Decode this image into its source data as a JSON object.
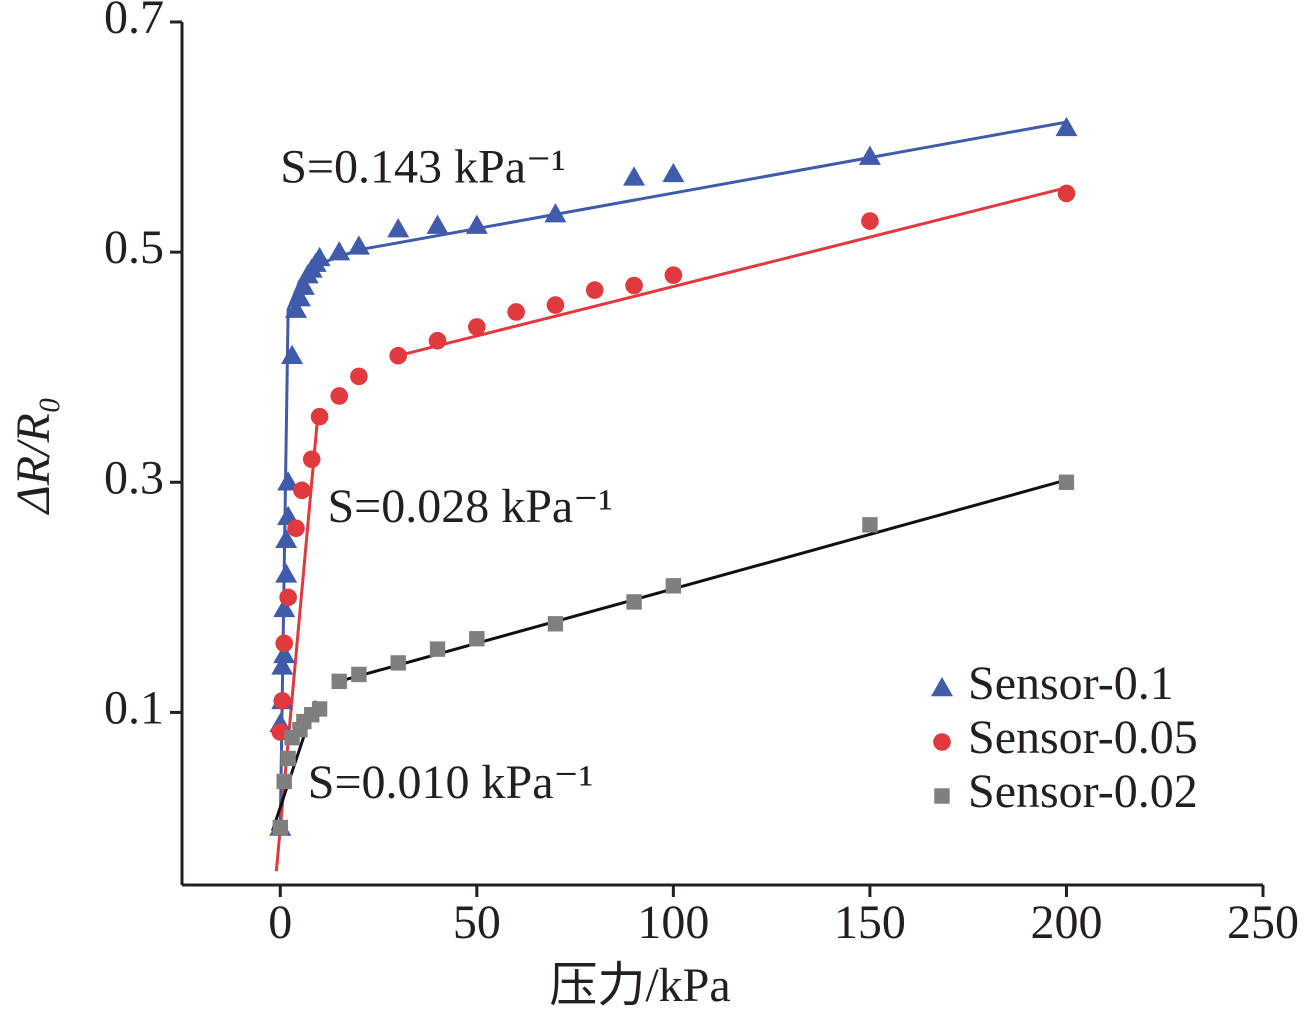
{
  "chart_data": {
    "type": "scatter",
    "xlabel": "压力/kPa",
    "ylabel": "ΔR/R₀",
    "xlim": [
      -25,
      250
    ],
    "xticks": [
      0,
      50,
      100,
      150,
      200,
      250
    ],
    "ylim": [
      -0.05,
      0.7
    ],
    "yticks": [
      0.1,
      0.3,
      0.5,
      0.7
    ],
    "grid": false,
    "legend": "lower right",
    "series": [
      {
        "name": "Sensor-0.1",
        "color": "#3f5ba9",
        "marker": "triangle",
        "x": [
          0,
          0,
          0.5,
          0.5,
          1,
          1,
          1.5,
          1.5,
          2,
          2,
          3,
          4,
          5,
          6,
          7,
          8,
          9,
          10,
          15,
          20,
          30,
          40,
          50,
          70,
          90,
          100,
          150,
          200
        ],
        "values": [
          0.0,
          0.09,
          0.11,
          0.14,
          0.15,
          0.19,
          0.22,
          0.25,
          0.27,
          0.3,
          0.41,
          0.45,
          0.46,
          0.47,
          0.48,
          0.485,
          0.49,
          0.495,
          0.5,
          0.505,
          0.52,
          0.523,
          0.523,
          0.533,
          0.565,
          0.568,
          0.583,
          0.608
        ]
      },
      {
        "name": "Sensor-0.05",
        "color": "#e0393e",
        "marker": "circle",
        "x": [
          0,
          0.5,
          1,
          2,
          4,
          5.5,
          8,
          10,
          15,
          20,
          30,
          40,
          50,
          60,
          70,
          80,
          90,
          100,
          150,
          200
        ],
        "values": [
          0.083,
          0.11,
          0.16,
          0.2,
          0.26,
          0.293,
          0.32,
          0.357,
          0.375,
          0.392,
          0.41,
          0.423,
          0.435,
          0.448,
          0.454,
          0.467,
          0.471,
          0.48,
          0.527,
          0.551
        ]
      },
      {
        "name": "Sensor-0.02",
        "color": "#7f7f7f",
        "marker": "square",
        "x": [
          0,
          1,
          2,
          3,
          5,
          6,
          8,
          10,
          15,
          20,
          30,
          40,
          50,
          70,
          90,
          100,
          150,
          200
        ],
        "values": [
          0.0,
          0.04,
          0.06,
          0.078,
          0.085,
          0.092,
          0.098,
          0.103,
          0.127,
          0.133,
          0.143,
          0.155,
          0.164,
          0.177,
          0.196,
          0.21,
          0.263,
          0.3
        ]
      }
    ],
    "fit_lines": [
      {
        "color": "#3f5ba9",
        "x": [
          0,
          2,
          5,
          10,
          20,
          200
        ],
        "y": [
          0.0,
          0.45,
          0.475,
          0.49,
          0.502,
          0.613
        ]
      },
      {
        "color": "#e0393e",
        "x": [
          -1,
          9.6
        ],
        "y": [
          -0.038,
          0.36
        ]
      },
      {
        "color": "#e0393e",
        "x": [
          30,
          200
        ],
        "y": [
          0.41,
          0.556
        ]
      },
      {
        "color": "#111111",
        "x": [
          -2,
          9
        ],
        "y": [
          -0.003,
          0.11
        ]
      },
      {
        "color": "#111111",
        "x": [
          15,
          200
        ],
        "y": [
          0.127,
          0.302
        ]
      }
    ],
    "annotations": [
      {
        "text": "S=0.143 kPa⁻¹",
        "x": 0,
        "y": 0.57
      },
      {
        "text": "S=0.028 kPa⁻¹",
        "x": 12,
        "y": 0.275
      },
      {
        "text": "S=0.010 kPa⁻¹",
        "x": 7,
        "y": 0.035
      }
    ]
  }
}
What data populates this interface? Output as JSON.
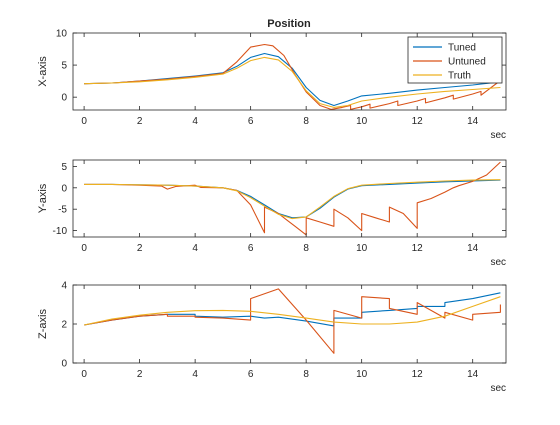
{
  "figure": {
    "title": "Position"
  },
  "colors": {
    "tuned": "#0072BD",
    "untuned": "#D95319",
    "truth": "#EDB120",
    "axis": "#262626"
  },
  "chart_data": [
    {
      "type": "line",
      "title": "Position",
      "xlabel": "sec",
      "ylabel": "X-axis",
      "xlim": [
        -0.4,
        15.2
      ],
      "ylim": [
        -2,
        10
      ],
      "xticks": [
        0,
        2,
        4,
        6,
        8,
        10,
        12,
        14
      ],
      "yticks": [
        0,
        5,
        10
      ],
      "grid": false,
      "legend": {
        "placement": "top-right",
        "entries": [
          "Tuned",
          "Untuned",
          "Truth"
        ]
      },
      "series": [
        {
          "name": "Tuned",
          "color": "#0072BD",
          "x": [
            0,
            1,
            2,
            3,
            4,
            5,
            5.5,
            6,
            6.5,
            7,
            7.5,
            8,
            8.5,
            9,
            9.5,
            10,
            11,
            12,
            13,
            14,
            15
          ],
          "y": [
            2.1,
            2.2,
            2.5,
            2.9,
            3.3,
            3.8,
            4.8,
            6.2,
            6.8,
            6.3,
            4.5,
            1.5,
            -0.5,
            -1.3,
            -0.6,
            0.2,
            0.6,
            1.1,
            1.5,
            1.9,
            2.4
          ]
        },
        {
          "name": "Untuned",
          "color": "#D95319",
          "x": [
            0,
            1,
            2,
            3,
            4,
            5,
            5.5,
            6,
            6.5,
            6.8,
            7.2,
            7.6,
            8,
            8.5,
            8.9,
            9.3,
            9.6,
            9.6,
            10,
            10.3,
            10.3,
            11,
            11.3,
            11.3,
            12,
            12.3,
            12.3,
            13,
            13.3,
            13.3,
            14,
            14.3,
            14.3,
            15
          ],
          "y": [
            2.1,
            2.2,
            2.5,
            2.8,
            3.2,
            3.7,
            5.5,
            7.8,
            8.2,
            8.0,
            6.5,
            3.5,
            0.8,
            -1.3,
            -1.9,
            -1.6,
            -1.3,
            -1.9,
            -1.5,
            -1.1,
            -1.7,
            -1.0,
            -0.6,
            -1.3,
            -0.6,
            -0.2,
            -0.9,
            -0.1,
            0.3,
            -0.3,
            0.5,
            0.9,
            0.3,
            2.6
          ]
        },
        {
          "name": "Truth",
          "color": "#EDB120",
          "x": [
            0,
            1,
            2,
            3,
            4,
            5,
            5.5,
            6,
            6.5,
            7,
            7.5,
            8,
            8.5,
            9,
            9.5,
            10,
            11,
            12,
            13,
            14,
            15
          ],
          "y": [
            2.1,
            2.2,
            2.4,
            2.7,
            3.1,
            3.6,
            4.5,
            5.7,
            6.2,
            5.8,
            4.0,
            1.0,
            -1.0,
            -1.6,
            -1.3,
            -0.6,
            0.0,
            0.5,
            0.9,
            1.2,
            1.5
          ]
        }
      ]
    },
    {
      "type": "line",
      "title": "",
      "xlabel": "sec",
      "ylabel": "Y-axis",
      "xlim": [
        -0.4,
        15.2
      ],
      "ylim": [
        -11.5,
        6.5
      ],
      "xticks": [
        0,
        2,
        4,
        6,
        8,
        10,
        12,
        14
      ],
      "yticks": [
        -10,
        -5,
        0,
        5
      ],
      "grid": false,
      "series": [
        {
          "name": "Tuned",
          "color": "#0072BD",
          "x": [
            0,
            1,
            2,
            3,
            4,
            5,
            5.5,
            6,
            6.5,
            7,
            7.5,
            8,
            8.5,
            9,
            9.5,
            10,
            11,
            12,
            13,
            14,
            15
          ],
          "y": [
            0.8,
            0.8,
            0.7,
            0.6,
            0.4,
            0.0,
            -0.6,
            -2.0,
            -4.0,
            -6.0,
            -7.0,
            -6.8,
            -4.8,
            -2.2,
            -0.3,
            0.5,
            0.8,
            1.1,
            1.4,
            1.6,
            1.8
          ]
        },
        {
          "name": "Untuned",
          "color": "#D95319",
          "x": [
            0,
            1,
            2,
            2.8,
            3.0,
            3.3,
            4.0,
            4.2,
            5.0,
            5.5,
            6.0,
            6.5,
            6.5,
            7.0,
            7.3,
            7.6,
            8.0,
            8.0,
            8.5,
            9.0,
            9.0,
            9.5,
            10.0,
            10.0,
            10.5,
            11.0,
            11.0,
            11.5,
            12.0,
            12.0,
            12.5,
            13.0,
            13.3,
            13.5,
            14.0,
            14.5,
            15.0
          ],
          "y": [
            0.8,
            0.8,
            0.6,
            0.4,
            -0.3,
            0.3,
            0.6,
            0.1,
            0.0,
            -0.6,
            -4.0,
            -10.5,
            -4.5,
            -6.0,
            -7.5,
            -9.0,
            -11.0,
            -7.0,
            -8.0,
            -9.0,
            -5.0,
            -7.0,
            -10.0,
            -6.0,
            -7.0,
            -8.0,
            -4.5,
            -6.0,
            -9.5,
            -3.5,
            -2.5,
            -1.0,
            0.0,
            0.5,
            1.5,
            3.0,
            6.0
          ]
        },
        {
          "name": "Truth",
          "color": "#EDB120",
          "x": [
            0,
            1,
            2,
            3,
            4,
            5,
            5.5,
            6,
            6.5,
            7,
            7.5,
            8,
            8.5,
            9,
            9.5,
            10,
            11,
            12,
            13,
            14,
            15
          ],
          "y": [
            0.8,
            0.8,
            0.7,
            0.6,
            0.4,
            0.0,
            -0.7,
            -2.3,
            -4.3,
            -6.2,
            -7.2,
            -6.8,
            -4.5,
            -2.0,
            -0.2,
            0.6,
            1.0,
            1.3,
            1.6,
            1.8,
            1.9
          ]
        }
      ]
    },
    {
      "type": "line",
      "title": "",
      "xlabel": "sec",
      "ylabel": "Z-axis",
      "xlim": [
        -0.4,
        15.2
      ],
      "ylim": [
        0,
        4
      ],
      "xticks": [
        0,
        2,
        4,
        6,
        8,
        10,
        12,
        14
      ],
      "yticks": [
        0,
        2,
        4
      ],
      "grid": false,
      "series": [
        {
          "name": "Tuned",
          "color": "#0072BD",
          "x": [
            0,
            1,
            2,
            3,
            4,
            4.0,
            5,
            6,
            6.5,
            7,
            8,
            9,
            9.0,
            10,
            10.0,
            11,
            12,
            12.0,
            13,
            13.0,
            14,
            15
          ],
          "y": [
            1.95,
            2.2,
            2.4,
            2.5,
            2.5,
            2.4,
            2.35,
            2.4,
            2.3,
            2.35,
            2.15,
            1.9,
            2.3,
            2.3,
            2.6,
            2.7,
            2.8,
            2.9,
            2.9,
            3.1,
            3.3,
            3.6
          ]
        },
        {
          "name": "Untuned",
          "color": "#D95319",
          "x": [
            0,
            1,
            2,
            3,
            3.0,
            4,
            4.0,
            5,
            6,
            6.0,
            7,
            8,
            9,
            9.0,
            10,
            10.0,
            11,
            11.0,
            12,
            12.0,
            13,
            13.0,
            14,
            14.0,
            15,
            15.0
          ],
          "y": [
            1.95,
            2.2,
            2.4,
            2.5,
            2.4,
            2.4,
            2.35,
            2.3,
            2.2,
            3.3,
            3.8,
            2.2,
            0.5,
            2.7,
            2.3,
            3.4,
            3.3,
            2.8,
            2.5,
            3.1,
            2.3,
            2.6,
            2.2,
            2.5,
            2.6,
            3.0
          ]
        },
        {
          "name": "Truth",
          "color": "#EDB120",
          "x": [
            0,
            1,
            2,
            3,
            4,
            5,
            6,
            7,
            8,
            9,
            10,
            11,
            12,
            13,
            14,
            15
          ],
          "y": [
            1.95,
            2.25,
            2.45,
            2.6,
            2.68,
            2.7,
            2.65,
            2.5,
            2.3,
            2.1,
            2.0,
            2.0,
            2.1,
            2.4,
            2.9,
            3.4
          ]
        }
      ]
    }
  ]
}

GIVEN INSTRUCTION: Lines that hold the word "right" are the ones to return, every one of them.

TASK RESULT:
    "legend": "lower right",
        "placement": "top-right",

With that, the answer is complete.